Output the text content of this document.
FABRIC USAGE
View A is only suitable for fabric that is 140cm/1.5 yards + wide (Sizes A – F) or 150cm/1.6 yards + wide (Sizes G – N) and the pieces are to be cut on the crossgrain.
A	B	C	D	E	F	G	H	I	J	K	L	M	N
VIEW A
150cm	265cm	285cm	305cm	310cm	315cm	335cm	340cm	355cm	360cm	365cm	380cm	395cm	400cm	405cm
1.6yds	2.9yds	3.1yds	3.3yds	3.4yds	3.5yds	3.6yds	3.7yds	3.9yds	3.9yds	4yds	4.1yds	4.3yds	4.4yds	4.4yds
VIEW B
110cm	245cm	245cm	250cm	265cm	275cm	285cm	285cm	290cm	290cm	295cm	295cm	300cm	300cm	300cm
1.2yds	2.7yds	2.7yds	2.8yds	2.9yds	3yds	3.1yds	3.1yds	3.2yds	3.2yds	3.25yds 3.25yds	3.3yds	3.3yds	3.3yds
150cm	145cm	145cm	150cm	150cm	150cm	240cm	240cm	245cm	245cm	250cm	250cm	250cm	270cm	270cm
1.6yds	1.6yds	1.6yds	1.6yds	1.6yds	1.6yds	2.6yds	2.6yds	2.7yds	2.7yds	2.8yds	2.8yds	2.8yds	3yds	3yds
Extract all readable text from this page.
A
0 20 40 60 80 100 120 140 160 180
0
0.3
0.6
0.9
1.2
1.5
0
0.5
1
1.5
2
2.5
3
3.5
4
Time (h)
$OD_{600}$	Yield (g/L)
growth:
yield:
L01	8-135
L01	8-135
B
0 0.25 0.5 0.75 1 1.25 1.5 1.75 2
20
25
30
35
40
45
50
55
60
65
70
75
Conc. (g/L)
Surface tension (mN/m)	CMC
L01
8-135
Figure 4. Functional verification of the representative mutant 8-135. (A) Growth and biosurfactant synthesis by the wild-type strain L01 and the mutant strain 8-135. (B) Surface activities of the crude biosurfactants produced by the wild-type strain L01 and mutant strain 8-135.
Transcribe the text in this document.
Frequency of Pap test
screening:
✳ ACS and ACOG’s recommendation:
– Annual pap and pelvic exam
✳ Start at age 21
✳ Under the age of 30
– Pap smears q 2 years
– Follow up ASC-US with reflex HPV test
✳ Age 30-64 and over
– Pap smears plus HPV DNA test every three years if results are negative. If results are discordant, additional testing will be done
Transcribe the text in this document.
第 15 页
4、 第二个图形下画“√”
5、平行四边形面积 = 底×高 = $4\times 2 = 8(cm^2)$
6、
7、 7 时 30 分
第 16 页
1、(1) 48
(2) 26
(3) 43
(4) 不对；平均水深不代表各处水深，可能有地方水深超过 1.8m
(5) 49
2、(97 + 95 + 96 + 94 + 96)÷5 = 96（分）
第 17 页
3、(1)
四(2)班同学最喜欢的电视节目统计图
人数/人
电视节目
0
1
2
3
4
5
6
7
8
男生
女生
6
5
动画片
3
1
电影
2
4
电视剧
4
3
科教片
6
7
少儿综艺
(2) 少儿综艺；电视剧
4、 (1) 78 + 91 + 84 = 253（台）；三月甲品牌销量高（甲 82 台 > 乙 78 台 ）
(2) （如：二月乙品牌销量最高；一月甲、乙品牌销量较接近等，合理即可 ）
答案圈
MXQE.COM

==*==

▶ **WHAT THE TASK REQUIRES**:
Search the records for the word "smears", then list every line that has it.

▶ **SOLUTION FOR THIS EXERCISE**:
– Pap smears q 2 years
– Pap smears plus HPV DNA test every three years if results are negative. If results are discordant, additional testing will be done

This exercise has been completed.